▸ **Data entries**:
· · · · ·
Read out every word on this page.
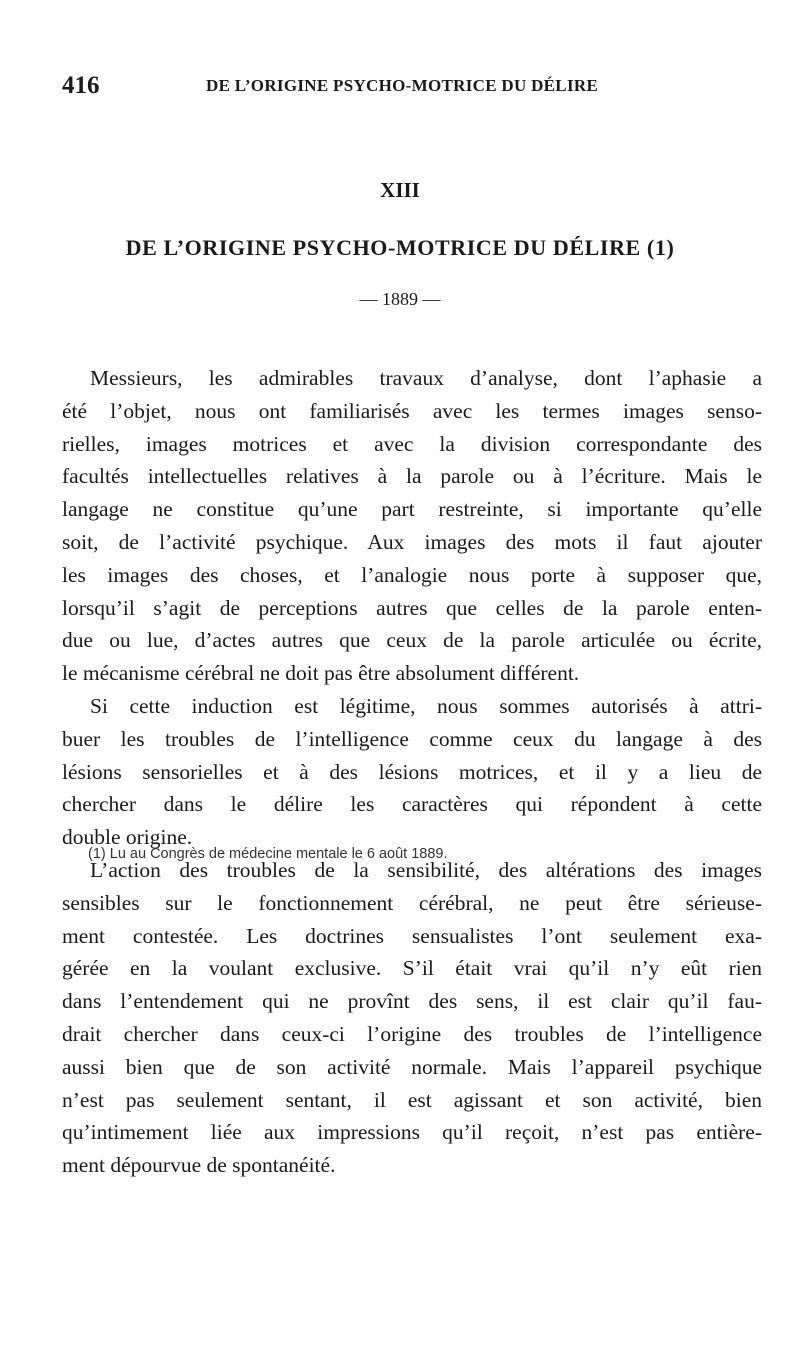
416	DE L’ORIGINE PSYCHO-MOTRICE DU DÉLIRE
XIII
DE L’ORIGINE PSYCHO-MOTRICE DU DÉLIRE (1)
— 1889 —
Messieurs, les admirables travaux d’analyse, dont l’aphasie a
été l’objet, nous ont familiarisés avec les termes images senso-
rielles, images motrices et avec la division correspondante des
facultés intellectuelles relatives à la parole ou à l’écriture. Mais le
langage ne constitue qu’une part restreinte, si importante qu’elle
soit, de l’activité psychique. Aux images des mots il faut ajouter
les images des choses, et l’analogie nous porte à supposer que,
lorsqu’il s’agit de perceptions autres que celles de la parole enten-
due ou lue, d’actes autres que ceux de la parole articulée ou écrite,
le mécanisme cérébral ne doit pas être absolument différent.
Si cette induction est légitime, nous sommes autorisés à attri-
buer les troubles de l’intelligence comme ceux du langage à des
lésions sensorielles et à des lésions motrices, et il y a lieu de
chercher dans le délire les caractères qui répondent à cette
double origine.
L’action des troubles de la sensibilité, des altérations des images
sensibles sur le fonctionnement cérébral, ne peut être sérieuse-
ment contestée. Les doctrines sensualistes l’ont seulement exa-
gérée en la voulant exclusive. S’il était vrai qu’il n’y eût rien
dans l’entendement qui ne provînt des sens, il est clair qu’il fau-
drait chercher dans ceux-ci l’origine des troubles de l’intelligence
aussi bien que de son activité normale. Mais l’appareil psychique
n’est pas seulement sentant, il est agissant et son activité, bien
qu’intimement liée aux impressions qu’il reçoit, n’est pas entière-
ment dépourvue de spontanéité.
(1) Lu au Congrès de médecine mentale le 6 août 1889.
· · · · ·
▸ **Stated goal**: Quote in full the listing given above; the images are to be left out.

▸ **Response to this exercise**:
Read out every word on this page.
416	DE L’ORIGINE PSYCHO-MOTRICE DU DÉLIRE
XIII
DE L’ORIGINE PSYCHO-MOTRICE DU DÉLIRE (1)
— 1889 —
Messieurs, les admirables travaux d’analyse, dont l’aphasie a
été l’objet, nous ont familiarisés avec les termes images senso-
rielles, images motrices et avec la division correspondante des
facultés intellectuelles relatives à la parole ou à l’écriture. Mais le
langage ne constitue qu’une part restreinte, si importante qu’elle
soit, de l’activité psychique. Aux images des mots il faut ajouter
les images des choses, et l’analogie nous porte à supposer que,
lorsqu’il s’agit de perceptions autres que celles de la parole enten-
due ou lue, d’actes autres que ceux de la parole articulée ou écrite,
le mécanisme cérébral ne doit pas être absolument différent.
Si cette induction est légitime, nous sommes autorisés à attri-
buer les troubles de l’intelligence comme ceux du langage à des
lésions sensorielles et à des lésions motrices, et il y a lieu de
chercher dans le délire les caractères qui répondent à cette
double origine.
L’action des troubles de la sensibilité, des altérations des images
sensibles sur le fonctionnement cérébral, ne peut être sérieuse-
ment contestée. Les doctrines sensualistes l’ont seulement exa-
gérée en la voulant exclusive. S’il était vrai qu’il n’y eût rien
dans l’entendement qui ne provînt des sens, il est clair qu’il fau-
drait chercher dans ceux-ci l’origine des troubles de l’intelligence
aussi bien que de son activité normale. Mais l’appareil psychique
n’est pas seulement sentant, il est agissant et son activité, bien
qu’intimement liée aux impressions qu’il reçoit, n’est pas entière-
ment dépourvue de spontanéité.
(1) Lu au Congrès de médecine mentale le 6 août 1889.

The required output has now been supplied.